— Begin Entries supplied —

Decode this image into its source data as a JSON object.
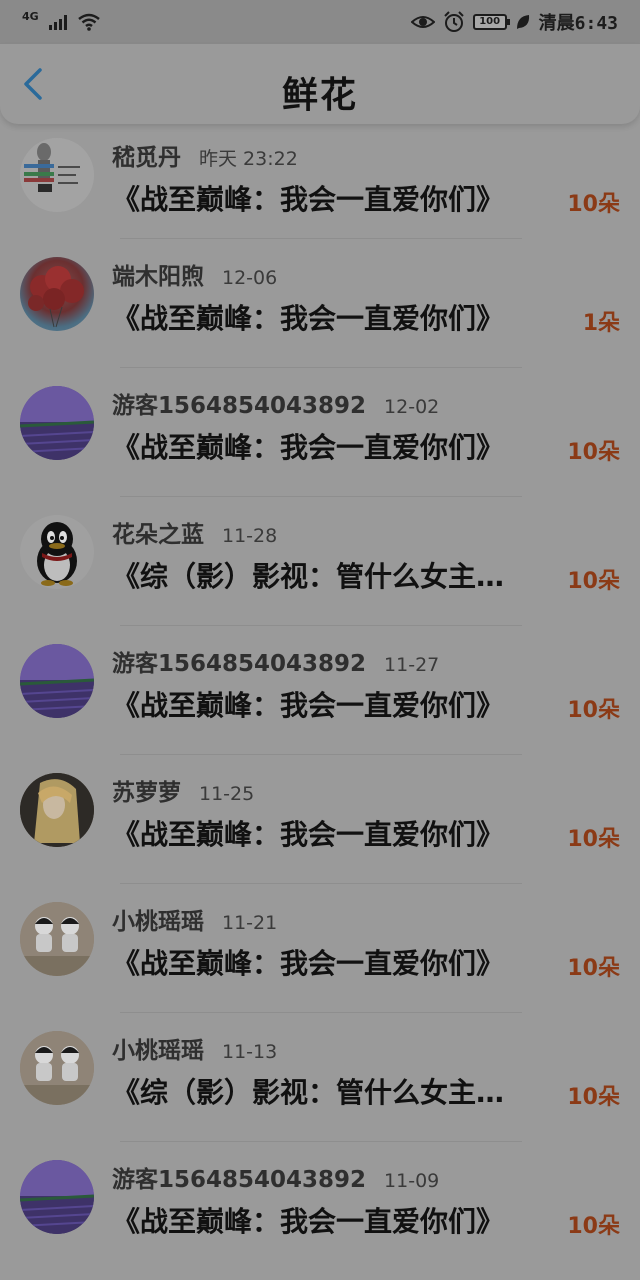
{
  "status_bar": {
    "network": "4G",
    "battery": "100",
    "time_label": "清晨6:43"
  },
  "header": {
    "title": "鲜花",
    "back_icon": "chevron-left-icon",
    "accent_color": "#2a6a9a"
  },
  "items": [
    {
      "name": "嵇觅丹",
      "date": "昨天 23:22",
      "content": "《战至巅峰：我会一直爱你们》",
      "count": "10朵",
      "avatar": "sketch"
    },
    {
      "name": "端木阳煦",
      "date": "12-06",
      "content": "《战至巅峰：我会一直爱你们》",
      "count": "1朵",
      "avatar": "balloons"
    },
    {
      "name": "游客1564854043892",
      "date": "12-02",
      "content": "《战至巅峰：我会一直爱你们》",
      "count": "10朵",
      "avatar": "lavender"
    },
    {
      "name": "花朵之蓝",
      "date": "11-28",
      "content": "《综（影）影视：管什么女主…",
      "count": "10朵",
      "avatar": "qq-penguin"
    },
    {
      "name": "游客1564854043892",
      "date": "11-27",
      "content": "《战至巅峰：我会一直爱你们》",
      "count": "10朵",
      "avatar": "lavender"
    },
    {
      "name": "苏萝萝",
      "date": "11-25",
      "content": "《战至巅峰：我会一直爱你们》",
      "count": "10朵",
      "avatar": "blonde-girl"
    },
    {
      "name": "小桃瑶瑶",
      "date": "11-21",
      "content": "《战至巅峰：我会一直爱你们》",
      "count": "10朵",
      "avatar": "dolls"
    },
    {
      "name": "小桃瑶瑶",
      "date": "11-13",
      "content": "《综（影）影视：管什么女主…",
      "count": "10朵",
      "avatar": "dolls"
    },
    {
      "name": "游客1564854043892",
      "date": "11-09",
      "content": "《战至巅峰：我会一直爱你们》",
      "count": "10朵",
      "avatar": "lavender"
    }
  ]
}
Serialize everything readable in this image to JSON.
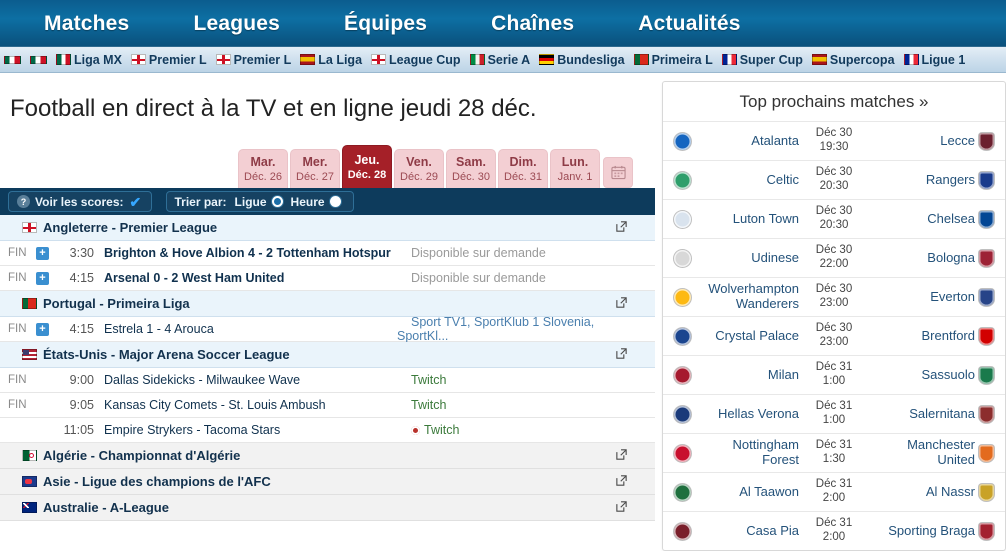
{
  "topnav": {
    "items": [
      {
        "label": "Matches"
      },
      {
        "label": "Leagues"
      },
      {
        "label": "Équipes"
      },
      {
        "label": "Chaînes"
      },
      {
        "label": "Actualités"
      }
    ]
  },
  "league_strip": {
    "items": [
      {
        "label": "",
        "flag": "partialmx"
      },
      {
        "label": "",
        "flag": "partialmx"
      },
      {
        "label": "Liga MX",
        "flag": "mx"
      },
      {
        "label": "Premier L",
        "flag": "eng"
      },
      {
        "label": "Premier L",
        "flag": "eng"
      },
      {
        "label": "La Liga",
        "flag": "es"
      },
      {
        "label": "League Cup",
        "flag": "eng"
      },
      {
        "label": "Serie A",
        "flag": "it"
      },
      {
        "label": "Bundesliga",
        "flag": "de"
      },
      {
        "label": "Primeira L",
        "flag": "pt"
      },
      {
        "label": "Super Cup",
        "flag": "fr"
      },
      {
        "label": "Supercopa",
        "flag": "es"
      },
      {
        "label": "Ligue 1",
        "flag": "fr"
      }
    ]
  },
  "page_title": "Football en direct à la TV et en ligne jeudi 28 déc.",
  "date_tabs": [
    {
      "day": "Mar.",
      "date": "Déc. 26",
      "active": false
    },
    {
      "day": "Mer.",
      "date": "Déc. 27",
      "active": false
    },
    {
      "day": "Jeu.",
      "date": "Déc. 28",
      "active": true
    },
    {
      "day": "Ven.",
      "date": "Déc. 29",
      "active": false
    },
    {
      "day": "Sam.",
      "date": "Déc. 30",
      "active": false
    },
    {
      "day": "Dim.",
      "date": "Déc. 31",
      "active": false
    },
    {
      "day": "Lun.",
      "date": "Janv. 1",
      "active": false
    }
  ],
  "calendar_button": {
    "icon": "calendar-icon"
  },
  "controls": {
    "scores_label": "Voir les scores:",
    "scores_checked": "✔",
    "help_icon": "?",
    "sort_label": "Trier par:",
    "sort_option_league": "Ligue",
    "sort_option_time": "Heure",
    "sort_selected": "Ligue"
  },
  "sections": [
    {
      "flag": "eng",
      "title": "Angleterre - Premier League",
      "type": "open",
      "matches": [
        {
          "status": "FIN",
          "plus": "+",
          "time": "3:30",
          "teams": "Brighton & Hove Albion 4 - 2 Tottenham Hotspur",
          "bold": true,
          "channel": "Disponible sur demande",
          "channel_style": "grey"
        },
        {
          "status": "FIN",
          "plus": "+",
          "time": "4:15",
          "teams": "Arsenal 0 - 2 West Ham United",
          "bold": true,
          "channel": "Disponible sur demande",
          "channel_style": "grey"
        }
      ]
    },
    {
      "flag": "pt",
      "title": "Portugal - Primeira Liga",
      "type": "open",
      "matches": [
        {
          "status": "FIN",
          "plus": "+",
          "time": "4:15",
          "teams": "Estrela 1 - 4 Arouca",
          "bold": false,
          "channel": "Sport TV1, SportKlub 1 Slovenia, SportKl...",
          "channel_style": "blue"
        }
      ]
    },
    {
      "flag": "us",
      "title": "États-Unis - Major Arena Soccer League",
      "type": "open",
      "matches": [
        {
          "status": "FIN",
          "plus": "",
          "time": "9:00",
          "teams": "Dallas Sidekicks - Milwaukee Wave",
          "bold": false,
          "channel": "Twitch",
          "channel_style": "green"
        },
        {
          "status": "FIN",
          "plus": "",
          "time": "9:05",
          "teams": "Kansas City Comets - St. Louis Ambush",
          "bold": false,
          "channel": "Twitch",
          "channel_style": "green"
        },
        {
          "status": "",
          "plus": "",
          "time": "11:05",
          "teams": "Empire Strykers - Tacoma Stars",
          "bold": false,
          "channel": "Twitch",
          "channel_style": "green-dot"
        }
      ]
    },
    {
      "flag": "dz",
      "title": "Algérie - Championnat d'Algérie",
      "type": "collapsed",
      "matches": []
    },
    {
      "flag": "afc",
      "title": "Asie - Ligue des champions de l'AFC",
      "type": "collapsed",
      "matches": []
    },
    {
      "flag": "au",
      "title": "Australie - A-League",
      "type": "collapsed",
      "matches": []
    }
  ],
  "sidebar": {
    "title": "Top prochains matches »",
    "matches": [
      {
        "home": "Atalanta",
        "away": "Lecce",
        "date": "Déc 30",
        "time": "19:30",
        "home_color": "#1565c0",
        "away_color": "#6b1f2e"
      },
      {
        "home": "Celtic",
        "away": "Rangers",
        "date": "Déc 30",
        "time": "20:30",
        "home_color": "#2e9e6b",
        "away_color": "#1a3b8c"
      },
      {
        "home": "Luton Town",
        "away": "Chelsea",
        "date": "Déc 30",
        "time": "20:30",
        "home_color": "#d9e3ee",
        "away_color": "#034694"
      },
      {
        "home": "Udinese",
        "away": "Bologna",
        "date": "Déc 30",
        "time": "22:00",
        "home_color": "#d8d8d8",
        "away_color": "#9d2235"
      },
      {
        "home": "Wolverhampton Wanderers",
        "away": "Everton",
        "date": "Déc 30",
        "time": "23:00",
        "home_color": "#fdb913",
        "away_color": "#274488"
      },
      {
        "home": "Crystal Palace",
        "away": "Brentford",
        "date": "Déc 30",
        "time": "23:00",
        "home_color": "#1b458f",
        "away_color": "#d20000"
      },
      {
        "home": "Milan",
        "away": "Sassuolo",
        "date": "Déc 31",
        "time": "1:00",
        "home_color": "#a6192e",
        "away_color": "#1a7a4c"
      },
      {
        "home": "Hellas Verona",
        "away": "Salernitana",
        "date": "Déc 31",
        "time": "1:00",
        "home_color": "#1a3a7a",
        "away_color": "#8c2d2d"
      },
      {
        "home": "Nottingham Forest",
        "away": "Manchester United",
        "date": "Déc 31",
        "time": "1:30",
        "home_color": "#c8102e",
        "away_color": "#e36b1e"
      },
      {
        "home": "Al Taawon",
        "away": "Al Nassr",
        "date": "Déc 31",
        "time": "2:00",
        "home_color": "#1f6f3e",
        "away_color": "#c9a227"
      },
      {
        "home": "Casa Pia",
        "away": "Sporting Braga",
        "date": "Déc 31",
        "time": "2:00",
        "home_color": "#7a1f2b",
        "away_color": "#a3202f"
      }
    ]
  }
}
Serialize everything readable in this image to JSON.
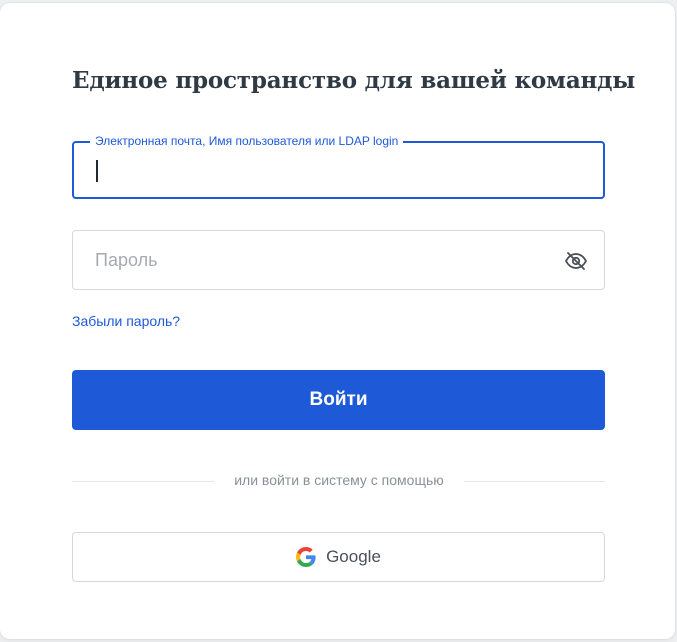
{
  "login": {
    "title": "Единое пространство для вашей команды",
    "email": {
      "label": "Электронная почта, Имя пользователя или LDAP login",
      "value": ""
    },
    "password": {
      "placeholder": "Пароль",
      "value": ""
    },
    "forgot_link": "Забыли пароль?",
    "submit_label": "Войти",
    "divider_text": "или войти в систему с помощью",
    "oauth": {
      "google_label": "Google"
    }
  },
  "icons": {
    "password_toggle": "eye-off-icon",
    "google": "google-logo-icon"
  },
  "colors": {
    "accent": "#1e59d8",
    "title": "#2f3a44",
    "border": "#d5d9de",
    "decoration_gold": "#a77a1c",
    "decoration_blue": "#1e59d8"
  }
}
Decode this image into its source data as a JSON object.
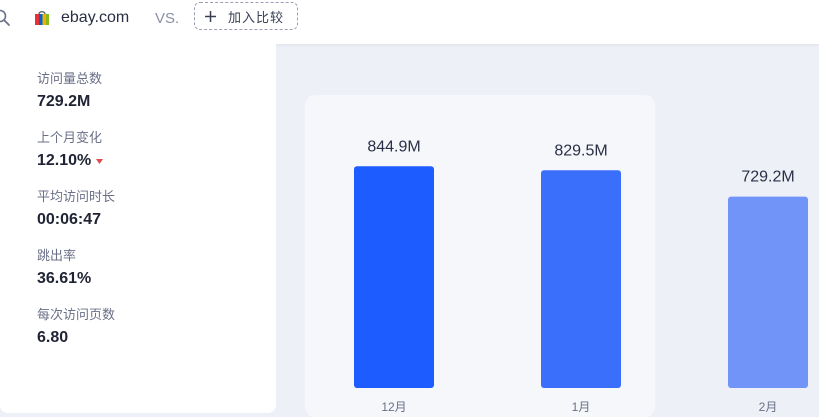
{
  "header": {
    "site_name": "ebay.com",
    "vs_label": "VS.",
    "compare_button_label": "加入比较",
    "icons": {
      "search": "search-icon",
      "site": "ebay-bag-icon",
      "compare": "plus-icon"
    }
  },
  "stats": [
    {
      "label": "访问量总数",
      "value": "729.2M"
    },
    {
      "label": "上个月变化",
      "value": "12.10%",
      "trend": "down",
      "trend_color": "#e5484d"
    },
    {
      "label": "平均访问时长",
      "value": "00:06:47"
    },
    {
      "label": "跳出率",
      "value": "36.61%"
    },
    {
      "label": "每次访问页数",
      "value": "6.80"
    }
  ],
  "chart_data": {
    "type": "bar",
    "categories": [
      "12月",
      "1月",
      "2月"
    ],
    "values": [
      844.9,
      829.5,
      729.2
    ],
    "data_labels": [
      "844.9M",
      "829.5M",
      "729.2M"
    ],
    "colors": [
      "#1d5cff",
      "#3a6ffc",
      "#7094f8"
    ],
    "ylim": [
      0,
      1105
    ],
    "grid": false,
    "title": "",
    "xlabel": "",
    "ylabel": ""
  }
}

— End Entries supplied —

## What is needed
Answer with one number: how many lines of the entries above include the word "teams".

## Answer to this problem
6